───── DATA IN THIS EXERCISE ─────

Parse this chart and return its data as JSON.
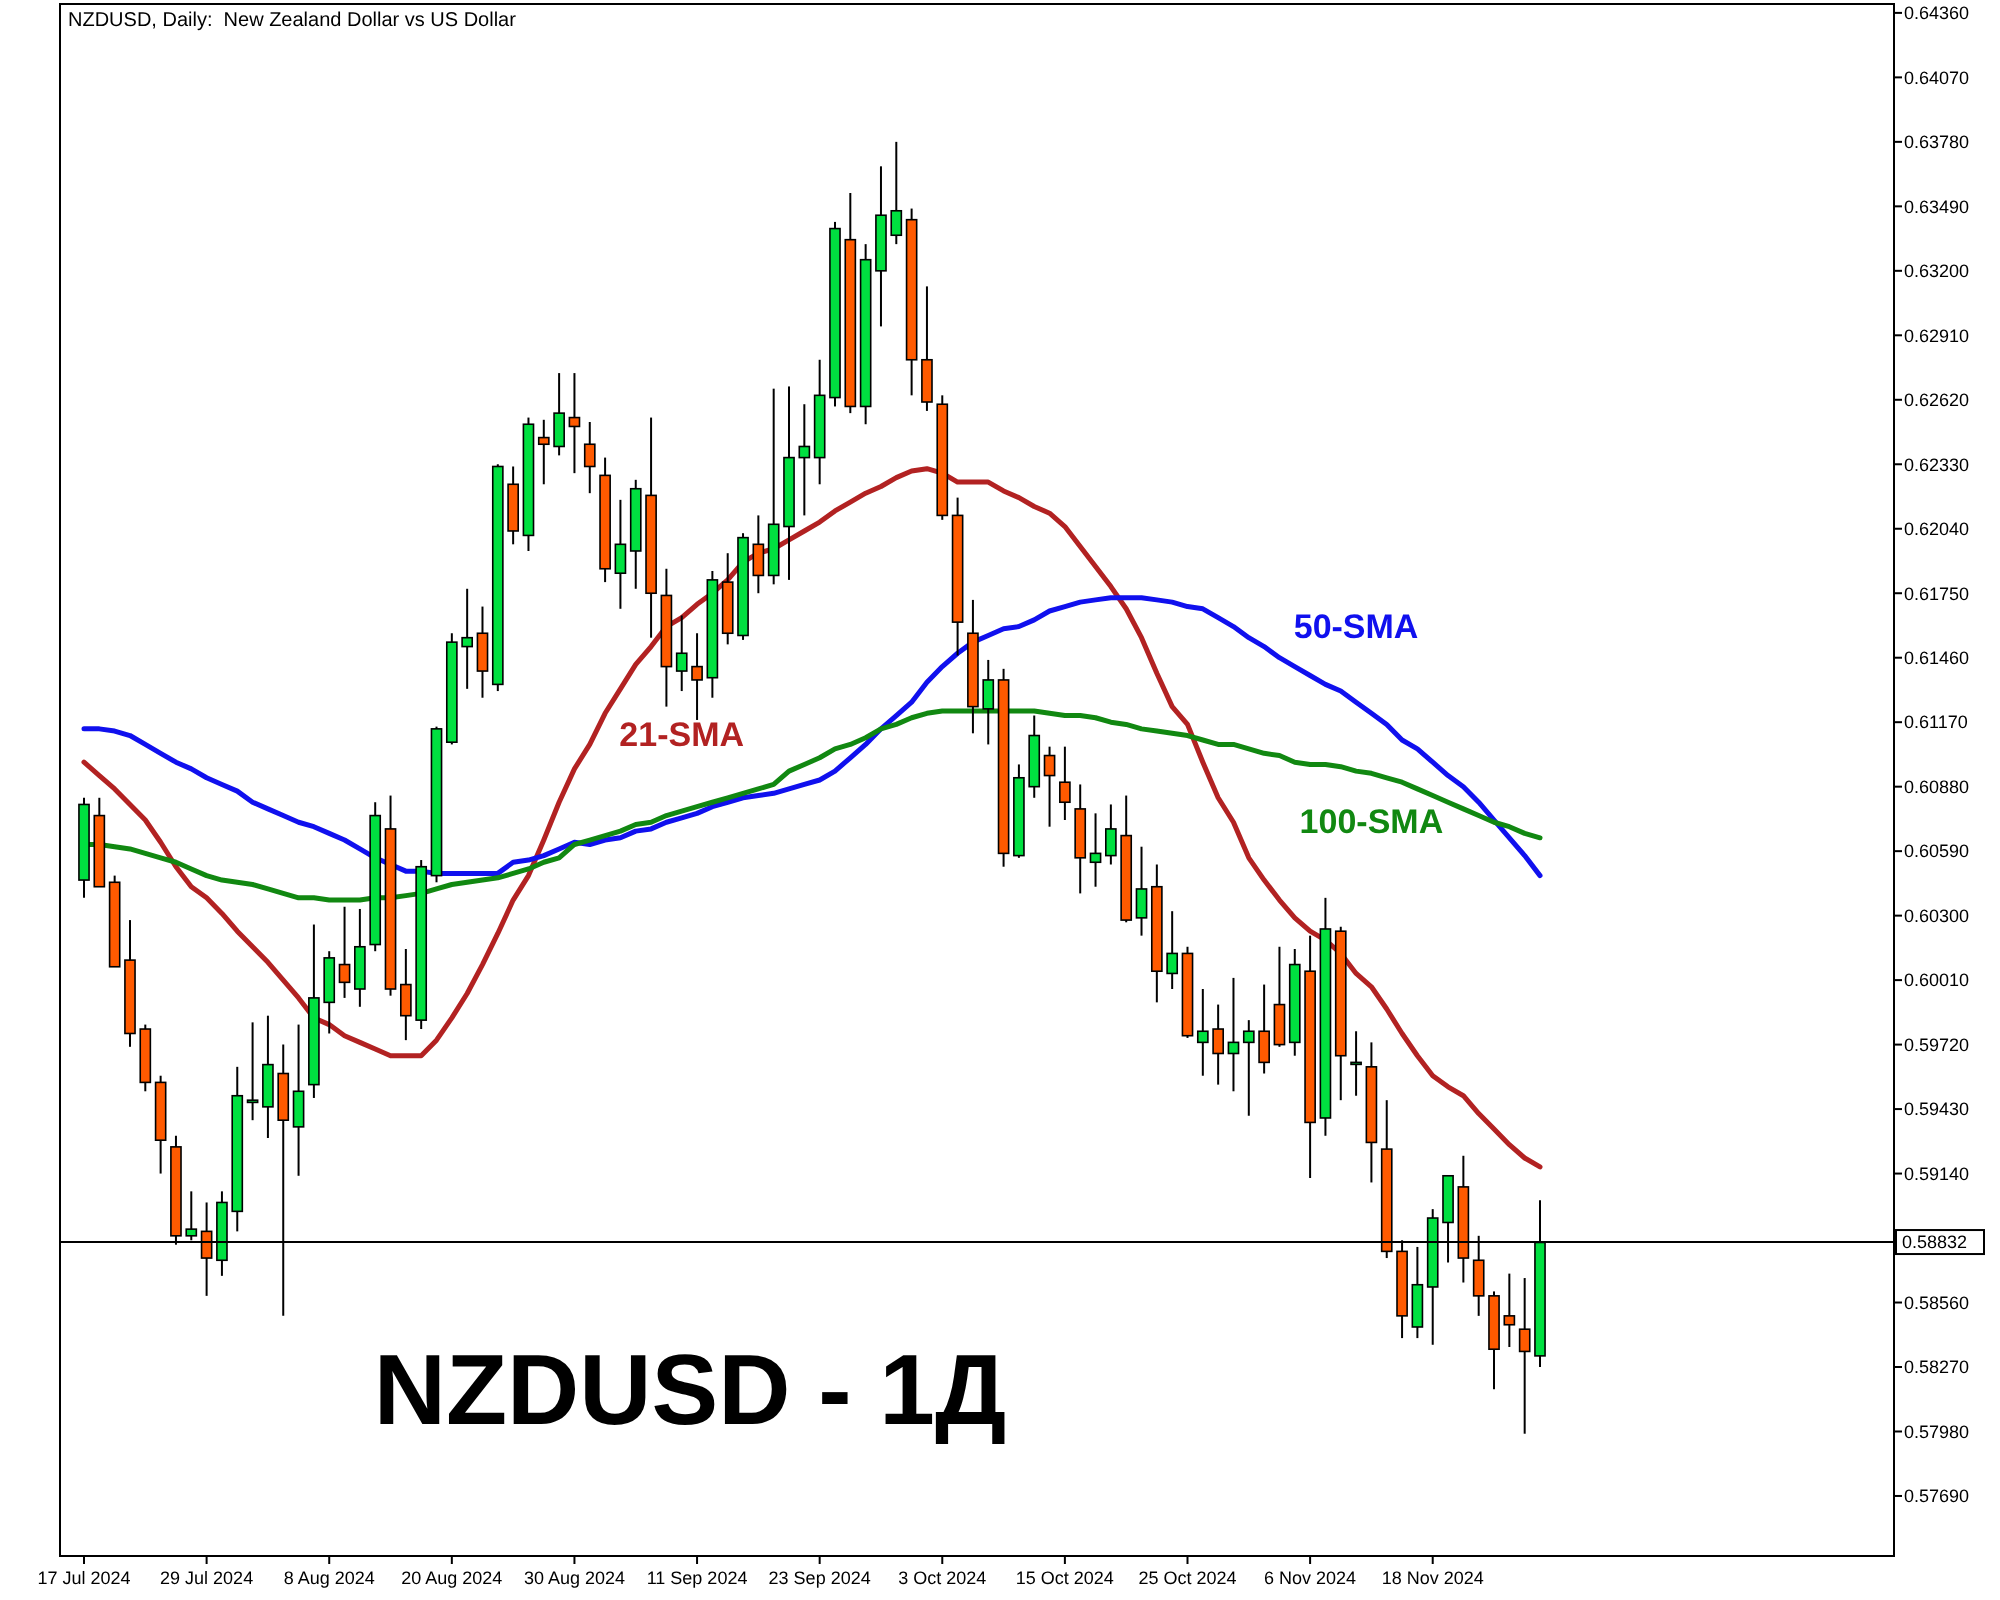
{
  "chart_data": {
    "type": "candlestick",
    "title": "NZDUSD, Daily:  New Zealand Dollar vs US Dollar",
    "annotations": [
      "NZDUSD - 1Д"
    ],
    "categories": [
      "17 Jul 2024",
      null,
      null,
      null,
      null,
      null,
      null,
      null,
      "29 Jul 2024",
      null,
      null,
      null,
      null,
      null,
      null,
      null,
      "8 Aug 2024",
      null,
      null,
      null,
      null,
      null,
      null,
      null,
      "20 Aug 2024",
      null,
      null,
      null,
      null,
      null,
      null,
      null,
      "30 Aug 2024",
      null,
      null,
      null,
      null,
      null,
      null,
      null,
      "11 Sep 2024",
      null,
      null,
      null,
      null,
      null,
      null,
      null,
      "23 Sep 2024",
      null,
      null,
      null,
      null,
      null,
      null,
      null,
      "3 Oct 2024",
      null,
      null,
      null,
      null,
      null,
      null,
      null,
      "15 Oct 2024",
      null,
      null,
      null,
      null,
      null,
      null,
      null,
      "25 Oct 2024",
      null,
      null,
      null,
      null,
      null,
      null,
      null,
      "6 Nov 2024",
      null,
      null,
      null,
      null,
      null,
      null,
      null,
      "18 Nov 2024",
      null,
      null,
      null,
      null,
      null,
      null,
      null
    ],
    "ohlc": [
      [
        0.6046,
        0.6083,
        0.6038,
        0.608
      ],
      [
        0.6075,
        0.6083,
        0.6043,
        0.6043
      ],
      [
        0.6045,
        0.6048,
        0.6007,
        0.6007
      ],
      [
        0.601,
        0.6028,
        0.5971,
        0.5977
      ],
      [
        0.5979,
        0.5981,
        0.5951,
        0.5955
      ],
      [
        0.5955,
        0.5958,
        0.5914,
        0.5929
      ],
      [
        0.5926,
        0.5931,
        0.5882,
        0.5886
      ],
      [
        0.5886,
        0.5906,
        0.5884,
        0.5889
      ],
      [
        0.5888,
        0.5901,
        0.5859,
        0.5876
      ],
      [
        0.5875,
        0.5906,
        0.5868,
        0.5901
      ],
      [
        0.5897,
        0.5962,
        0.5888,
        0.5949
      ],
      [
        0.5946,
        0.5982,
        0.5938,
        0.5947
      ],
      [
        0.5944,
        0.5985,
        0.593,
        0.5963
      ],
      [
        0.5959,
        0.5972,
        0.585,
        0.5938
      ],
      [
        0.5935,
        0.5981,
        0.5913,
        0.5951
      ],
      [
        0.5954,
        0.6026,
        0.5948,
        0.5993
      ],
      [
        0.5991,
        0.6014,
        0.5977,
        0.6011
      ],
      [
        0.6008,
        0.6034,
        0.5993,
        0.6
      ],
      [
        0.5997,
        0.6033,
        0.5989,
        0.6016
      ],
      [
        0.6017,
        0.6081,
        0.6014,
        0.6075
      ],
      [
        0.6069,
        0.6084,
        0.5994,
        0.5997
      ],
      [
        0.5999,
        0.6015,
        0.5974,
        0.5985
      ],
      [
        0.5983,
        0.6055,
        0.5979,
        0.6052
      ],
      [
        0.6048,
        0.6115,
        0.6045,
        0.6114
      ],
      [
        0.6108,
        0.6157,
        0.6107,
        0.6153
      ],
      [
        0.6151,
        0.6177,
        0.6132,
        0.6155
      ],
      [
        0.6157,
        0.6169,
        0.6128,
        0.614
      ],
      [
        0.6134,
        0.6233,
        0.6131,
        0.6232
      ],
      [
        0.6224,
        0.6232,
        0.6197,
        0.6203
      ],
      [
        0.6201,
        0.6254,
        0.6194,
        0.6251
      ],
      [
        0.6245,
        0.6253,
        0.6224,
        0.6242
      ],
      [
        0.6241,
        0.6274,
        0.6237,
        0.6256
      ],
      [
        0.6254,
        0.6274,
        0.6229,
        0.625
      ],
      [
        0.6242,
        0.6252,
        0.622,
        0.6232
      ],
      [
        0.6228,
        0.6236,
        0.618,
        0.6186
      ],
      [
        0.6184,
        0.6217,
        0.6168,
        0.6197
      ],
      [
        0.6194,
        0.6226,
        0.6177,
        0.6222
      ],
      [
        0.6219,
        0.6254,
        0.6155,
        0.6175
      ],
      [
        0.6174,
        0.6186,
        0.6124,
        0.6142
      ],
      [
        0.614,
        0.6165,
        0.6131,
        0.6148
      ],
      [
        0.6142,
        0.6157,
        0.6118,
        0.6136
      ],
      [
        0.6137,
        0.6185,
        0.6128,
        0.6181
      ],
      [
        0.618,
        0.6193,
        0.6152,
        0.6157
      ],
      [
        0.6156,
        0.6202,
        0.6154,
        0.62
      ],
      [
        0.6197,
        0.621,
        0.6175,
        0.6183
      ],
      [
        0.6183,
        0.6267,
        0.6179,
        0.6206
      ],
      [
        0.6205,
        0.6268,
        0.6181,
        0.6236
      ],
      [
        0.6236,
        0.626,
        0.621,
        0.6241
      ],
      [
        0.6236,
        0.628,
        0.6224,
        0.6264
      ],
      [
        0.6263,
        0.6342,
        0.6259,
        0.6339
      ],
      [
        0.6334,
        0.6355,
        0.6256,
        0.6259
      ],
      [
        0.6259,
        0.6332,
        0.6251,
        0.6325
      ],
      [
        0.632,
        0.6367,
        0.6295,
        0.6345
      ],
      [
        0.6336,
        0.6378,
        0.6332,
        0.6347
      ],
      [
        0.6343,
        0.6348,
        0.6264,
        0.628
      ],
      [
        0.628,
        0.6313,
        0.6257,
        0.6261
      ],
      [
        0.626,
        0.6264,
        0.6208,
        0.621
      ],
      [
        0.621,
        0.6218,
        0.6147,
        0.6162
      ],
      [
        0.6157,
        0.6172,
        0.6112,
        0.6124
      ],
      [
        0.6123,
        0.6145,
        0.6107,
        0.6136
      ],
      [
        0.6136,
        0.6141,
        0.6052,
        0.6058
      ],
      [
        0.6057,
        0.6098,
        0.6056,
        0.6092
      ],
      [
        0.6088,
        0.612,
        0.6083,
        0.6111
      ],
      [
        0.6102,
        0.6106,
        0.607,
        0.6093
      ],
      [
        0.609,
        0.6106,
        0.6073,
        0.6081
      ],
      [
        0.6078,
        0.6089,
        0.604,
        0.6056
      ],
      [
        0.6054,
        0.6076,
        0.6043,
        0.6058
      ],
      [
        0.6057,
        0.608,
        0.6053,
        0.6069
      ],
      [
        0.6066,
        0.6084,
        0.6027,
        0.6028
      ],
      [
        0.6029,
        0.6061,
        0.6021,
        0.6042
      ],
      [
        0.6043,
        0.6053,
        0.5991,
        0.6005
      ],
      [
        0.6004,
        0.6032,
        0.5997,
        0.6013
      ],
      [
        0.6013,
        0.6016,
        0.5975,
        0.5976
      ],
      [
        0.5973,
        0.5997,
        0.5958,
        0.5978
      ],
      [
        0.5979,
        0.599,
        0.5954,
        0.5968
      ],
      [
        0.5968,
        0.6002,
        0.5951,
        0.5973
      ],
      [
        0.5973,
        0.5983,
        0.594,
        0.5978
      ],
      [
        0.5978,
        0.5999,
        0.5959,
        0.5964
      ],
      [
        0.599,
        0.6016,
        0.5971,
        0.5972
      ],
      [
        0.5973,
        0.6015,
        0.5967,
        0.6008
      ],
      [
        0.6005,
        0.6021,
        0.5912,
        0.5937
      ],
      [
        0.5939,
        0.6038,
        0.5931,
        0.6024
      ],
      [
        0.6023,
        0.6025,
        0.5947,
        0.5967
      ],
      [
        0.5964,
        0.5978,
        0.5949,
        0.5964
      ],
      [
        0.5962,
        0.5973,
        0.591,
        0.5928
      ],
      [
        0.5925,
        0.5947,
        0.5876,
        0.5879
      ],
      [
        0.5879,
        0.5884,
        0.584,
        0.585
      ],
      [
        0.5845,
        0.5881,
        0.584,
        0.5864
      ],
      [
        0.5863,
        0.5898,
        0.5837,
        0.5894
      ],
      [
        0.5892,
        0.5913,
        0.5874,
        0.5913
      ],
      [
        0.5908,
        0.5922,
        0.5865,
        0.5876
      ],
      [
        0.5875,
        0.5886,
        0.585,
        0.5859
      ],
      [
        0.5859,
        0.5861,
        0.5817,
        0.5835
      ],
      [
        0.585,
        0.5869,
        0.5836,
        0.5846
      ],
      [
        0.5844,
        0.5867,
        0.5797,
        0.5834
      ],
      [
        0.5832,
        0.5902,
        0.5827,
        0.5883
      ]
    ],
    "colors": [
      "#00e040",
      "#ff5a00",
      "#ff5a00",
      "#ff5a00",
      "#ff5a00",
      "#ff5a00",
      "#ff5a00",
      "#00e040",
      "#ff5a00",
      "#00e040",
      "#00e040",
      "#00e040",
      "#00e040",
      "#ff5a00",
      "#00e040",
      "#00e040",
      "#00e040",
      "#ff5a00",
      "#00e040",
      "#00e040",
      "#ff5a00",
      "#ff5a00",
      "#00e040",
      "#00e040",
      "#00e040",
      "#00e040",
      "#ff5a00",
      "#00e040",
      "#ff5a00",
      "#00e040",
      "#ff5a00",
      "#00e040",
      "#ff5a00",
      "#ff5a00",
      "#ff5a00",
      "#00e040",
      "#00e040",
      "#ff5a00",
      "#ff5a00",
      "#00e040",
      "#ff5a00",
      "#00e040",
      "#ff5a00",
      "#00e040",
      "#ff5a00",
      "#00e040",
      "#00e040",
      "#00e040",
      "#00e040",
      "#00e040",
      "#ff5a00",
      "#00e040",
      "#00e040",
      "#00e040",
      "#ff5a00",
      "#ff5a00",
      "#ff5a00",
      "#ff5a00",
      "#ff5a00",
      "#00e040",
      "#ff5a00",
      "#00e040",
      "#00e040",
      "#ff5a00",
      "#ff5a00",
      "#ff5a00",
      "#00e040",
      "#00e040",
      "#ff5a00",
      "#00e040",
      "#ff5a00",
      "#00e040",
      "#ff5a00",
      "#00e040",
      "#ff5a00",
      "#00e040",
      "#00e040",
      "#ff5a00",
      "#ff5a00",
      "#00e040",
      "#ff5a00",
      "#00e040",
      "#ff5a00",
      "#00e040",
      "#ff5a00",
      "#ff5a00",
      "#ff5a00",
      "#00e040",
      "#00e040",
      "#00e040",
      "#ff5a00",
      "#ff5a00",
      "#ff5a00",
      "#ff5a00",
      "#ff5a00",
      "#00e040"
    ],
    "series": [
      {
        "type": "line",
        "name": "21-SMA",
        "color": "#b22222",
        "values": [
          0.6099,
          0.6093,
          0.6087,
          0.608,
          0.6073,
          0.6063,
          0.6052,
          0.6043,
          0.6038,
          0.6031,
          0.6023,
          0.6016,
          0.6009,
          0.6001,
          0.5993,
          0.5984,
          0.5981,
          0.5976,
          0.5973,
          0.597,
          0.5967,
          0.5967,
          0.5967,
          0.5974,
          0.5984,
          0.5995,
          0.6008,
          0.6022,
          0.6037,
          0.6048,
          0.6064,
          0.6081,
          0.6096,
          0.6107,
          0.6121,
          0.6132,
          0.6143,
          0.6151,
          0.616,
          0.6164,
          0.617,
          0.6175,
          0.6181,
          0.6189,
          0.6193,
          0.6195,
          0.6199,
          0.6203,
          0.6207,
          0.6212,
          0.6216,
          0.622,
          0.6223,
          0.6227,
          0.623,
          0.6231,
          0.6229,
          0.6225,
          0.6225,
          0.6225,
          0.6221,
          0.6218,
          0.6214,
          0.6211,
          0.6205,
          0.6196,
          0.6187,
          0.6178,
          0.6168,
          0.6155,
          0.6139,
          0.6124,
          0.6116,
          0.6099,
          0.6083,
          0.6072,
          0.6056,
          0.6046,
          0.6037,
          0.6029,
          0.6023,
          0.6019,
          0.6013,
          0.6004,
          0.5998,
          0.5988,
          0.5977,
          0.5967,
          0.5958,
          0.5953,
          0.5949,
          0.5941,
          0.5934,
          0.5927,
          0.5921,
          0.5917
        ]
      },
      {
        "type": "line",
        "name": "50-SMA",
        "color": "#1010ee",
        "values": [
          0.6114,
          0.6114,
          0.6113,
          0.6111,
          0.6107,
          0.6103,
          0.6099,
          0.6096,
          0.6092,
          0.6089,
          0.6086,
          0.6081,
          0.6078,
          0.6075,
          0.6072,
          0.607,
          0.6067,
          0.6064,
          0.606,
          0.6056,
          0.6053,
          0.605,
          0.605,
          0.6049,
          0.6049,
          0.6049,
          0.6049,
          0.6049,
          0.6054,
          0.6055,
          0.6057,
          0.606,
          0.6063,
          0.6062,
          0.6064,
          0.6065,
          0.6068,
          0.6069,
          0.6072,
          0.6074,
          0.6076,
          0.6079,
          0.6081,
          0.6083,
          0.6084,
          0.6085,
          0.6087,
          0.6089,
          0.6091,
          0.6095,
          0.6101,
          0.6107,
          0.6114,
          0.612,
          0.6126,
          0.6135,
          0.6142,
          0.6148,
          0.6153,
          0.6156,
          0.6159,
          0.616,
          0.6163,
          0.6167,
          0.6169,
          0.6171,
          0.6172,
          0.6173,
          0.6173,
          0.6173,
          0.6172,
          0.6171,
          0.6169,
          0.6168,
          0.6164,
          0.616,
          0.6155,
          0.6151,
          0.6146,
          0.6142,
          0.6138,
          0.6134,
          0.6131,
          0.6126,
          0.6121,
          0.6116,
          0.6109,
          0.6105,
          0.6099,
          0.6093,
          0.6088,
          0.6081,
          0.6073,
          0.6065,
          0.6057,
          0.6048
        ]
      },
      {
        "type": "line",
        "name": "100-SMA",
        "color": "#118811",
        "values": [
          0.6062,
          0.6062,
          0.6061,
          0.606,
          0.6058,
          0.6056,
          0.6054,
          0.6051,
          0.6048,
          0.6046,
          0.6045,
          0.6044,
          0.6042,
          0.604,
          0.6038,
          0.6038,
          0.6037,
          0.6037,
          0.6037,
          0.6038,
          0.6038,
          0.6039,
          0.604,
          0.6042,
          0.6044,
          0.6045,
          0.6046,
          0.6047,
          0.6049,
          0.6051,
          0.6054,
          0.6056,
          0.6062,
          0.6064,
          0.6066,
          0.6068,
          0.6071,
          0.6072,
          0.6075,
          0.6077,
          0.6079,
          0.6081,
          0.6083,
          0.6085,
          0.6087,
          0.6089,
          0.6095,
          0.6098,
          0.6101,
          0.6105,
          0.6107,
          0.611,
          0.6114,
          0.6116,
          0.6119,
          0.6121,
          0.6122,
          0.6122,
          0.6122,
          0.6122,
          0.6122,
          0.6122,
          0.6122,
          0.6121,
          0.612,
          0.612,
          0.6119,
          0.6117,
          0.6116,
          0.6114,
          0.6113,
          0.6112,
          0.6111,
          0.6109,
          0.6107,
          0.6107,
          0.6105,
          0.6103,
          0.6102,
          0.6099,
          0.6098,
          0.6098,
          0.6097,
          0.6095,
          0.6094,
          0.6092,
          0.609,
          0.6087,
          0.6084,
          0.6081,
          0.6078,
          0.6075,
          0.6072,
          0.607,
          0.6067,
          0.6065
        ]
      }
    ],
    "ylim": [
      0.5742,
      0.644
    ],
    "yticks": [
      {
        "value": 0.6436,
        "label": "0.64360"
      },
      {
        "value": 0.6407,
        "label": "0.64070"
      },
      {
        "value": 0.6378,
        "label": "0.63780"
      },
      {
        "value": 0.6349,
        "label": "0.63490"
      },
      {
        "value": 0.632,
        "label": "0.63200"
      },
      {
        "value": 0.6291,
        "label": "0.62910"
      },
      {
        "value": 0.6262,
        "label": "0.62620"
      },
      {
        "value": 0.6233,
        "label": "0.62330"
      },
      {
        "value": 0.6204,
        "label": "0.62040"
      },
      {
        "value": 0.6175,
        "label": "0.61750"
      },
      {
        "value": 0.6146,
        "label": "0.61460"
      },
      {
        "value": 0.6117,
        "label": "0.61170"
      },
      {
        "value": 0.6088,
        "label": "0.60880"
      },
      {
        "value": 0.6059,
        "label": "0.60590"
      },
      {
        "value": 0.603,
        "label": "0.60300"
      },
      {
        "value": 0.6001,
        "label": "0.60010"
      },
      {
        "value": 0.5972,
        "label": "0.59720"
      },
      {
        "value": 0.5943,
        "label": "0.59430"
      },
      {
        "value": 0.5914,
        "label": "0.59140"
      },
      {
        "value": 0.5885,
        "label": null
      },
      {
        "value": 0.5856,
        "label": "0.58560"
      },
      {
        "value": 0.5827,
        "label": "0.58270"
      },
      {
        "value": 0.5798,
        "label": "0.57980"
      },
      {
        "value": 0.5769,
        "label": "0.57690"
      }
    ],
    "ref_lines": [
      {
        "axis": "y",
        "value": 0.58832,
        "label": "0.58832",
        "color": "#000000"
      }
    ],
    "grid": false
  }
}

─────

• **AIM OF THE TASK**: Show the lines of the data that hold the word "NZDUSD".

• **EXPECTED ANSWER**:
    "title": "NZDUSD, Daily:  New Zealand Dollar vs US Dollar",
      "NZDUSD - 1Д"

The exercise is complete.